## start RAW RECORDS
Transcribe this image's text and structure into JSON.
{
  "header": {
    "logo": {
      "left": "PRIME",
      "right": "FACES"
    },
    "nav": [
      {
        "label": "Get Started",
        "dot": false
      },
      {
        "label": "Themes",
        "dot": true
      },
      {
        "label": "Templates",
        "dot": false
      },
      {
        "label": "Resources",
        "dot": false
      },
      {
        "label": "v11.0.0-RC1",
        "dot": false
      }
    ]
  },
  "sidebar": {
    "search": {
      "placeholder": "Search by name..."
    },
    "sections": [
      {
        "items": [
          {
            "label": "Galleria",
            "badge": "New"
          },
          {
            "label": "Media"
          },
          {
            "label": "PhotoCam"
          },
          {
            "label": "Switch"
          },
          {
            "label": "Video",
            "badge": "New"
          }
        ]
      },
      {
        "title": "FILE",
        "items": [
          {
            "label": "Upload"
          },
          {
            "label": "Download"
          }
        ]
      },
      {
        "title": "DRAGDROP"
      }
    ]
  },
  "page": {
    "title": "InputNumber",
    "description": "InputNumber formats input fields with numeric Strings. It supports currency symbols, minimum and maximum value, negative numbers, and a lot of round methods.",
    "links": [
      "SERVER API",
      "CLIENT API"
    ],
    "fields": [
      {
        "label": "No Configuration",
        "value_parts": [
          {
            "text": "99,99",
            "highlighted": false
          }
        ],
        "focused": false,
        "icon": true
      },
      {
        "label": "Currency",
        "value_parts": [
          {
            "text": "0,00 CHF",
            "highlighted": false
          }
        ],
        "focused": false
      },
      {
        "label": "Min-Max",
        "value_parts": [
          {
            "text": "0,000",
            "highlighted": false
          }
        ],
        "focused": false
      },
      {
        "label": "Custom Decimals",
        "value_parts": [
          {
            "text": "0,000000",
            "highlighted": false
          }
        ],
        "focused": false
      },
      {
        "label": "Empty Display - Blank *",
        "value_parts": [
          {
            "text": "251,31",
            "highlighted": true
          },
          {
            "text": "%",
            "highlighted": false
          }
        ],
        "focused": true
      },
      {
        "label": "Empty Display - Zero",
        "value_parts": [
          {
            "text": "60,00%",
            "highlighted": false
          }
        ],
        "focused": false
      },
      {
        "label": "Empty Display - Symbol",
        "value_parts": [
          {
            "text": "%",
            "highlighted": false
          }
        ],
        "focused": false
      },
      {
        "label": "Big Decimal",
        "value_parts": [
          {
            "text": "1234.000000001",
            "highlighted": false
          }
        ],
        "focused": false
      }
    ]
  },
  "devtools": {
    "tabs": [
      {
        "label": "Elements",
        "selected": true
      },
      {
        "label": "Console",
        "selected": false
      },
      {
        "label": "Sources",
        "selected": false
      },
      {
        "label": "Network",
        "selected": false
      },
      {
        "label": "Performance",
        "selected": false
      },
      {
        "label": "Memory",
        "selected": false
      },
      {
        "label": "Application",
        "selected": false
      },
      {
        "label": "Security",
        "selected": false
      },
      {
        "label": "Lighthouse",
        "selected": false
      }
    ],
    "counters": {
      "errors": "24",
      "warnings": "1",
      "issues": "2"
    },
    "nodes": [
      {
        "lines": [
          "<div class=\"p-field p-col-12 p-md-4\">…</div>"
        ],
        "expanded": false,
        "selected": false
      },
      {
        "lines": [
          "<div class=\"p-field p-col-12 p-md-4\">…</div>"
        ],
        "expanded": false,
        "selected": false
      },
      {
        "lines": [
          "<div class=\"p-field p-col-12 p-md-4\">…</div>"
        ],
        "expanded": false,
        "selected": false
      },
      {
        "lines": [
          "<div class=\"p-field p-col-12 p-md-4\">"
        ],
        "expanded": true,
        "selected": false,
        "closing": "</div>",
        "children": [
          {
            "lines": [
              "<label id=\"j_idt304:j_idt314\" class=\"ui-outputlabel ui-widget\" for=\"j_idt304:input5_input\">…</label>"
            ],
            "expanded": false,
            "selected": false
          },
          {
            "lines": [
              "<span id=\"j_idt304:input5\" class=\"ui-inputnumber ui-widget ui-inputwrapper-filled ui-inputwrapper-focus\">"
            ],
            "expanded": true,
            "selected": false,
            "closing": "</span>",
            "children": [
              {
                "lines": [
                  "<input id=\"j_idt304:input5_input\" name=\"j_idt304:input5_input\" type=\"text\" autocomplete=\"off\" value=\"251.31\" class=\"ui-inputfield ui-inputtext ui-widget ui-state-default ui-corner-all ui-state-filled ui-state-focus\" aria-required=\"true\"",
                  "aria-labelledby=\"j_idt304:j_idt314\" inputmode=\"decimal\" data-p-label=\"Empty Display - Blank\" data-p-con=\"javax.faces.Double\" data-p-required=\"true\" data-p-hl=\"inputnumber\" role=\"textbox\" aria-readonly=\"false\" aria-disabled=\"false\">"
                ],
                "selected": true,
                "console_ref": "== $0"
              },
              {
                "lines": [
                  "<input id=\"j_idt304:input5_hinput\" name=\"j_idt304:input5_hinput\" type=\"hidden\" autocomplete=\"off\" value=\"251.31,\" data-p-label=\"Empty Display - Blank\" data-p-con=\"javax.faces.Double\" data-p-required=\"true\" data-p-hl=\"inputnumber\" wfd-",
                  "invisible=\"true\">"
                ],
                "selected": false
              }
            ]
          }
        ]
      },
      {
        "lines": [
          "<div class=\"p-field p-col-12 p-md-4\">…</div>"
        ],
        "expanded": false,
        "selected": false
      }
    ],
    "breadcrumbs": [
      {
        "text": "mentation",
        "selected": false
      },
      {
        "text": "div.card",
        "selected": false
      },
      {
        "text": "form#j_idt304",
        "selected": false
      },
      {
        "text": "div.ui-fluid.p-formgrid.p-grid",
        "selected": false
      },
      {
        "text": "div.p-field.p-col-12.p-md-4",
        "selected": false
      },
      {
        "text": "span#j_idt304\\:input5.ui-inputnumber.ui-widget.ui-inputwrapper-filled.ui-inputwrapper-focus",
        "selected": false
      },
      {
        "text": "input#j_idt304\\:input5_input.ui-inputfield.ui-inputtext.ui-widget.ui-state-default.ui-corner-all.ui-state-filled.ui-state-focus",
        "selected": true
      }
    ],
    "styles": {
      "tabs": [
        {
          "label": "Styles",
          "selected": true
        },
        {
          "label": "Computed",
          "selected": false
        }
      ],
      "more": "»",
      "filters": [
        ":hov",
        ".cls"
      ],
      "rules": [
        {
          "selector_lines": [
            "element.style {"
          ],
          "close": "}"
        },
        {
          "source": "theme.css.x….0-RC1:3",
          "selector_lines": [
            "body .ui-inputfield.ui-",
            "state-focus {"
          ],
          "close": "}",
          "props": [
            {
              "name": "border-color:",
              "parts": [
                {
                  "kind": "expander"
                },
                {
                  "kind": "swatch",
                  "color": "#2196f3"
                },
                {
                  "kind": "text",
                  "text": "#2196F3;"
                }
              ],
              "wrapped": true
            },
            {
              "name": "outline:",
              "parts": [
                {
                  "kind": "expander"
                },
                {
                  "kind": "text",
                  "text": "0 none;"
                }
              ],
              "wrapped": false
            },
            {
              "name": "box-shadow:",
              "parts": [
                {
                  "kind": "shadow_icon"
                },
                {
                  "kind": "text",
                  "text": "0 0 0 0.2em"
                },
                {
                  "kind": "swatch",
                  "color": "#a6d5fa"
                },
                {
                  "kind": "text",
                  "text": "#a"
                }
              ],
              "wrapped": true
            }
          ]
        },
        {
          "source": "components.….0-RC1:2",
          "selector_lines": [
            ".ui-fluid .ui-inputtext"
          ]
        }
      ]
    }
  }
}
## end RAW RECORDS
◆ **WHAT NEEDS TO BE DONE**: Word for word, extract all the records.

◆ **EXPECTED ANSWER**:
Transcribe this image's text and structure into JSON.
{
  "header": {
    "logo": {
      "left": "PRIME",
      "right": "FACES"
    },
    "nav": [
      {
        "label": "Get Started",
        "dot": false
      },
      {
        "label": "Themes",
        "dot": true
      },
      {
        "label": "Templates",
        "dot": false
      },
      {
        "label": "Resources",
        "dot": false
      },
      {
        "label": "v11.0.0-RC1",
        "dot": false
      }
    ]
  },
  "sidebar": {
    "search": {
      "placeholder": "Search by name..."
    },
    "sections": [
      {
        "items": [
          {
            "label": "Galleria",
            "badge": "New"
          },
          {
            "label": "Media"
          },
          {
            "label": "PhotoCam"
          },
          {
            "label": "Switch"
          },
          {
            "label": "Video",
            "badge": "New"
          }
        ]
      },
      {
        "title": "FILE",
        "items": [
          {
            "label": "Upload"
          },
          {
            "label": "Download"
          }
        ]
      },
      {
        "title": "DRAGDROP"
      }
    ]
  },
  "page": {
    "title": "InputNumber",
    "description": "InputNumber formats input fields with numeric Strings. It supports currency symbols, minimum and maximum value, negative numbers, and a lot of round methods.",
    "links": [
      "SERVER API",
      "CLIENT API"
    ],
    "fields": [
      {
        "label": "No Configuration",
        "value_parts": [
          {
            "text": "99,99",
            "highlighted": false
          }
        ],
        "focused": false,
        "icon": true
      },
      {
        "label": "Currency",
        "value_parts": [
          {
            "text": "0,00 CHF",
            "highlighted": false
          }
        ],
        "focused": false
      },
      {
        "label": "Min-Max",
        "value_parts": [
          {
            "text": "0,000",
            "highlighted": false
          }
        ],
        "focused": false
      },
      {
        "label": "Custom Decimals",
        "value_parts": [
          {
            "text": "0,000000",
            "highlighted": false
          }
        ],
        "focused": false
      },
      {
        "label": "Empty Display - Blank *",
        "value_parts": [
          {
            "text": "251,31",
            "highlighted": true
          },
          {
            "text": "%",
            "highlighted": false
          }
        ],
        "focused": true
      },
      {
        "label": "Empty Display - Zero",
        "value_parts": [
          {
            "text": "60,00%",
            "highlighted": false
          }
        ],
        "focused": false
      },
      {
        "label": "Empty Display - Symbol",
        "value_parts": [
          {
            "text": "%",
            "highlighted": false
          }
        ],
        "focused": false
      },
      {
        "label": "Big Decimal",
        "value_parts": [
          {
            "text": "1234.000000001",
            "highlighted": false
          }
        ],
        "focused": false
      }
    ]
  },
  "devtools": {
    "tabs": [
      {
        "label": "Elements",
        "selected": true
      },
      {
        "label": "Console",
        "selected": false
      },
      {
        "label": "Sources",
        "selected": false
      },
      {
        "label": "Network",
        "selected": false
      },
      {
        "label": "Performance",
        "selected": false
      },
      {
        "label": "Memory",
        "selected": false
      },
      {
        "label": "Application",
        "selected": false
      },
      {
        "label": "Security",
        "selected": false
      },
      {
        "label": "Lighthouse",
        "selected": false
      }
    ],
    "counters": {
      "errors": "24",
      "warnings": "1",
      "issues": "2"
    },
    "nodes": [
      {
        "lines": [
          "<div class=\"p-field p-col-12 p-md-4\">…</div>"
        ],
        "expanded": false,
        "selected": false
      },
      {
        "lines": [
          "<div class=\"p-field p-col-12 p-md-4\">…</div>"
        ],
        "expanded": false,
        "selected": false
      },
      {
        "lines": [
          "<div class=\"p-field p-col-12 p-md-4\">…</div>"
        ],
        "expanded": false,
        "selected": false
      },
      {
        "lines": [
          "<div class=\"p-field p-col-12 p-md-4\">"
        ],
        "expanded": true,
        "selected": false,
        "closing": "</div>",
        "children": [
          {
            "lines": [
              "<label id=\"j_idt304:j_idt314\" class=\"ui-outputlabel ui-widget\" for=\"j_idt304:input5_input\">…</label>"
            ],
            "expanded": false,
            "selected": false
          },
          {
            "lines": [
              "<span id=\"j_idt304:input5\" class=\"ui-inputnumber ui-widget ui-inputwrapper-filled ui-inputwrapper-focus\">"
            ],
            "expanded": true,
            "selected": false,
            "closing": "</span>",
            "children": [
              {
                "lines": [
                  "<input id=\"j_idt304:input5_input\" name=\"j_idt304:input5_input\" type=\"text\" autocomplete=\"off\" value=\"251.31\" class=\"ui-inputfield ui-inputtext ui-widget ui-state-default ui-corner-all ui-state-filled ui-state-focus\" aria-required=\"true\"",
                  "aria-labelledby=\"j_idt304:j_idt314\" inputmode=\"decimal\" data-p-label=\"Empty Display - Blank\" data-p-con=\"javax.faces.Double\" data-p-required=\"true\" data-p-hl=\"inputnumber\" role=\"textbox\" aria-readonly=\"false\" aria-disabled=\"false\">"
                ],
                "selected": true,
                "console_ref": "== $0"
              },
              {
                "lines": [
                  "<input id=\"j_idt304:input5_hinput\" name=\"j_idt304:input5_hinput\" type=\"hidden\" autocomplete=\"off\" value=\"251.31,\" data-p-label=\"Empty Display - Blank\" data-p-con=\"javax.faces.Double\" data-p-required=\"true\" data-p-hl=\"inputnumber\" wfd-",
                  "invisible=\"true\">"
                ],
                "selected": false
              }
            ]
          }
        ]
      },
      {
        "lines": [
          "<div class=\"p-field p-col-12 p-md-4\">…</div>"
        ],
        "expanded": false,
        "selected": false
      }
    ],
    "breadcrumbs": [
      {
        "text": "mentation",
        "selected": false
      },
      {
        "text": "div.card",
        "selected": false
      },
      {
        "text": "form#j_idt304",
        "selected": false
      },
      {
        "text": "div.ui-fluid.p-formgrid.p-grid",
        "selected": false
      },
      {
        "text": "div.p-field.p-col-12.p-md-4",
        "selected": false
      },
      {
        "text": "span#j_idt304\\:input5.ui-inputnumber.ui-widget.ui-inputwrapper-filled.ui-inputwrapper-focus",
        "selected": false
      },
      {
        "text": "input#j_idt304\\:input5_input.ui-inputfield.ui-inputtext.ui-widget.ui-state-default.ui-corner-all.ui-state-filled.ui-state-focus",
        "selected": true
      }
    ],
    "styles": {
      "tabs": [
        {
          "label": "Styles",
          "selected": true
        },
        {
          "label": "Computed",
          "selected": false
        }
      ],
      "more": "»",
      "filters": [
        ":hov",
        ".cls"
      ],
      "rules": [
        {
          "selector_lines": [
            "element.style {"
          ],
          "close": "}"
        },
        {
          "source": "theme.css.x….0-RC1:3",
          "selector_lines": [
            "body .ui-inputfield.ui-",
            "state-focus {"
          ],
          "close": "}",
          "props": [
            {
              "name": "border-color:",
              "parts": [
                {
                  "kind": "expander"
                },
                {
                  "kind": "swatch",
                  "color": "#2196f3"
                },
                {
                  "kind": "text",
                  "text": "#2196F3;"
                }
              ],
              "wrapped": true
            },
            {
              "name": "outline:",
              "parts": [
                {
                  "kind": "expander"
                },
                {
                  "kind": "text",
                  "text": "0 none;"
                }
              ],
              "wrapped": false
            },
            {
              "name": "box-shadow:",
              "parts": [
                {
                  "kind": "shadow_icon"
                },
                {
                  "kind": "text",
                  "text": "0 0 0 0.2em"
                },
                {
                  "kind": "swatch",
                  "color": "#a6d5fa"
                },
                {
                  "kind": "text",
                  "text": "#a"
                }
              ],
              "wrapped": true
            }
          ]
        },
        {
          "source": "components.….0-RC1:2",
          "selector_lines": [
            ".ui-fluid .ui-inputtext"
          ]
        }
      ]
    }
  }
}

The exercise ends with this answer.